§ SUPPLIED DATA

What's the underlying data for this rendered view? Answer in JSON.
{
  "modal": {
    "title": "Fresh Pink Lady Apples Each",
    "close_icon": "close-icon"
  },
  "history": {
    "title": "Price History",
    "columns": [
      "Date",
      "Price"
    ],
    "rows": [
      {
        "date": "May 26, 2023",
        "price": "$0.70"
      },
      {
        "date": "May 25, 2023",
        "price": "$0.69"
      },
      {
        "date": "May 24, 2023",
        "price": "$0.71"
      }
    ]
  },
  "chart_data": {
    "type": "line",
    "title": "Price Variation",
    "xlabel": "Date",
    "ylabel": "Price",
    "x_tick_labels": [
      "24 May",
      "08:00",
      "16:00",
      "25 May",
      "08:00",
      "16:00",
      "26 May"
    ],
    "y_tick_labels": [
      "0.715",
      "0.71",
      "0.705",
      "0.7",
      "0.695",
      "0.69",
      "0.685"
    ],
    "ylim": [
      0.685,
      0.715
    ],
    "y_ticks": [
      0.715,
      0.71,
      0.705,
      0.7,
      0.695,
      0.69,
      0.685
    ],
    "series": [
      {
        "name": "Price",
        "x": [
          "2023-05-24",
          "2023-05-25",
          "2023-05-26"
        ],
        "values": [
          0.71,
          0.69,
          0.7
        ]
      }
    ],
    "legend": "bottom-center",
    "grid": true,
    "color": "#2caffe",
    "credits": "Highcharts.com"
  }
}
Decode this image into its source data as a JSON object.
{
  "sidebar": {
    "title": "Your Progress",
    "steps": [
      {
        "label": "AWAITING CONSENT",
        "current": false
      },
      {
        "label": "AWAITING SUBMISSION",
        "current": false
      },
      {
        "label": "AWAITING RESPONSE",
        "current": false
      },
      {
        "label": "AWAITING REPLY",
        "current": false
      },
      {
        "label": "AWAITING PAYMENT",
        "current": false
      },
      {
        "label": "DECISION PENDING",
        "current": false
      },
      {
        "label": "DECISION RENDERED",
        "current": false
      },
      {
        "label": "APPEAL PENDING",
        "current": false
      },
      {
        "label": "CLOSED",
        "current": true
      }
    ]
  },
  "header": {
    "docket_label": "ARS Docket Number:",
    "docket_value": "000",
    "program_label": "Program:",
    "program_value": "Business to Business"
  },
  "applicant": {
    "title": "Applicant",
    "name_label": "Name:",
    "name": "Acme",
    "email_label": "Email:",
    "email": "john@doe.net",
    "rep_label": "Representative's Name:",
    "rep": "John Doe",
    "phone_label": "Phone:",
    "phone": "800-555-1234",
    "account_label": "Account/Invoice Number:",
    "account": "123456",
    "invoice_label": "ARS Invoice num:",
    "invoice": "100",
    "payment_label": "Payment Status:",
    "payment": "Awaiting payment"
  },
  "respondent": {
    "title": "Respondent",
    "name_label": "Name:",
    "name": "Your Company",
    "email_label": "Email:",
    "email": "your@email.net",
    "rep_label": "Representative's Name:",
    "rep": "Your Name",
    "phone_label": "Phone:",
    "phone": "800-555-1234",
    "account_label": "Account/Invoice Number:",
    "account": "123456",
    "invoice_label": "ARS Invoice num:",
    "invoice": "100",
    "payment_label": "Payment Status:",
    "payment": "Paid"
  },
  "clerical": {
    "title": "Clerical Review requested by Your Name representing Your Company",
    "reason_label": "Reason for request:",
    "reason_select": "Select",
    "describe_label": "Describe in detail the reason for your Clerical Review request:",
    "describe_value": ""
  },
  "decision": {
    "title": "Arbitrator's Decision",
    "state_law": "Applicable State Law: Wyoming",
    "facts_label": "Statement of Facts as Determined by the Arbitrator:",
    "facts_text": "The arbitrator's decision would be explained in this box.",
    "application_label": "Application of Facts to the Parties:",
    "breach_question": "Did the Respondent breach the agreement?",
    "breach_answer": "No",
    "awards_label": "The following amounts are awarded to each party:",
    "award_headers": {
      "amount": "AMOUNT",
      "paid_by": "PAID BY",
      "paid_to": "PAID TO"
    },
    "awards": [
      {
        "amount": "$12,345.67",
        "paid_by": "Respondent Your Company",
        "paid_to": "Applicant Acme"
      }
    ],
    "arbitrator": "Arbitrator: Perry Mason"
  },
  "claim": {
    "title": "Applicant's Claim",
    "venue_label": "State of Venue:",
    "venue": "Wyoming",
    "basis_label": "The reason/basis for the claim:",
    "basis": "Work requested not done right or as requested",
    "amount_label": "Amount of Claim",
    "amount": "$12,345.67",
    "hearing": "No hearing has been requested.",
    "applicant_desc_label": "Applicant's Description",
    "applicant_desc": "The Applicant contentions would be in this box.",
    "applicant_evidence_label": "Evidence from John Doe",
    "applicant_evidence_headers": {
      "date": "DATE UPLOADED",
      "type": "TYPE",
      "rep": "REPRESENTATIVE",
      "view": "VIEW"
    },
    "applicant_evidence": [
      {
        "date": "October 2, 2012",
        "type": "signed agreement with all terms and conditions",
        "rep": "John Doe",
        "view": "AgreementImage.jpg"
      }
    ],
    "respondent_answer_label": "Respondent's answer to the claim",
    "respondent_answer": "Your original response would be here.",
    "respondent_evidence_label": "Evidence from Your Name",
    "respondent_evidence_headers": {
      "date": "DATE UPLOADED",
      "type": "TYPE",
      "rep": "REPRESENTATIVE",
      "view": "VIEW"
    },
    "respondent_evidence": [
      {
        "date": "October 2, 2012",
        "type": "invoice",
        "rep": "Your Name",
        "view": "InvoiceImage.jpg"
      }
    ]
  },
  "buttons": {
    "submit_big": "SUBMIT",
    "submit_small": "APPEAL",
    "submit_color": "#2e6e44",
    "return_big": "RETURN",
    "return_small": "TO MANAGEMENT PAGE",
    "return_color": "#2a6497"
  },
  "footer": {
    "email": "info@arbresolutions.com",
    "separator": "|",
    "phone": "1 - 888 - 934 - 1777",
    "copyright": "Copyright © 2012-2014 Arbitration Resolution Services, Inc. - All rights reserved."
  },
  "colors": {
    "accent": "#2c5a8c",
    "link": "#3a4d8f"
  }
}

§ EXERCISE AIM
Return every line holding the word "type" from the records.

§ EXPECTED ANSWER
    "type": "line",
      "type": "TYPE",
        "type": "signed agreement with all terms and conditions",
      "type": "TYPE",
        "type": "invoice",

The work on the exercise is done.